__EXERCISE OBJECTIVE__.
In the passage on angiogenesis, which two cell surface markers are named as the basis for broadly categorizing marrow cells into two lineages?

__PASSAGE SHOWN__.
----
Angiogenesis is an essential biological process for embryonic development, organogenesis, wound healing, reproductive tissue cycles, and tumorgenesis (Shibuya, 2001). Bone marrow derived stem cells (BMSCs) are a mixed population of cells derived from the bone marrow. These marrow cells have been broadly categorized into haematopoietic and mesenchymal lineages based on defined cell surface markers such as CD34 and CD45 (Prockop et al., 1997). Despite their plasticity and great potential for proliferation and differentiation, there is a wide variation in the characteristics, expandability and multipotentiality of the cells isolated from different bone marrow aspirates (Digirolamo et al., 1999; Chiu, 2003; Dominici et al., 2001; Prockop et al., 2003). Also, the bone marrow derived haematopoietic stem cells (HSCs), endothelial progenitor cells (EPCs), mononuclear cells (MNCs) and mesenchymal stem cells (MSCs) have been demonstrated to transdifferentiate into cardiomyocyte and endothelial cells following engraftment into the myocardium (Tomita et al., 1999; Orlic et al,. 2001; Bittira et al., 2002; Jackson et al., 2001; Toma et al., 2002; Tomita et al., 2002; Davani et al., 2003). Bone marrow derived stem cells (BMSCs) that contribute to angiogenesis have been identified by surface markers such as VEGFR2, Tie-2, endothelial cadherin, CD34, CD146 and E-selectin (Asahara et al., 1999a; 1999b). Endothelial cells (ECs) can be differentiated from angioblast in the embryo (Mikkola et al., 2002) and endothelial progenitor cells (EPCs), mesoangioblast and multipotent adult progenitor cells (MAPCs), or side population in the adult bone marrow (Luttun et al., 2002; Reyes, 2002). EPCs can also contribute to vessel growth by releasing angiogenic growth factors (Rehman et al., 2003).
----
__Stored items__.
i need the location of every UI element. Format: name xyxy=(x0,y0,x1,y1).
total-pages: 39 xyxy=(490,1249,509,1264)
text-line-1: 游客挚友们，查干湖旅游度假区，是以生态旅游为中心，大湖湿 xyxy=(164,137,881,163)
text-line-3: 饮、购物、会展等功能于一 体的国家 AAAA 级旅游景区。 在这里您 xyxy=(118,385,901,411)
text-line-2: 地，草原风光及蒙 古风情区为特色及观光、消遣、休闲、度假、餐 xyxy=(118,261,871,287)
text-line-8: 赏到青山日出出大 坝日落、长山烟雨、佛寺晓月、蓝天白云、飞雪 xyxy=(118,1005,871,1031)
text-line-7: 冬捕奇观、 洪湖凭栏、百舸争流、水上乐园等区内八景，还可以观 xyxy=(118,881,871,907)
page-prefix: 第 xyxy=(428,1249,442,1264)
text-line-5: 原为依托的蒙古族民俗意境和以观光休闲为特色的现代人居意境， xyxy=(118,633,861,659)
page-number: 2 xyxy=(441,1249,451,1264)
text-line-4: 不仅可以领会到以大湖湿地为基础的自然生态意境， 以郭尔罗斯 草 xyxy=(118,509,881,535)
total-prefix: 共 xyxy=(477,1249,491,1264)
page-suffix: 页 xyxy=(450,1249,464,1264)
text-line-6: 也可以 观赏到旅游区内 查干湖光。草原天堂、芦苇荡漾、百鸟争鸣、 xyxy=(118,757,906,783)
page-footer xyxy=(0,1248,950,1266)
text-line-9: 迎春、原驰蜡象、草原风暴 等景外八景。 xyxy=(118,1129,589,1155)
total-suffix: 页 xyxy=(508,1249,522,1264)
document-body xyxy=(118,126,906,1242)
----
__TASK OUTPUT__.
CD34 and CD45.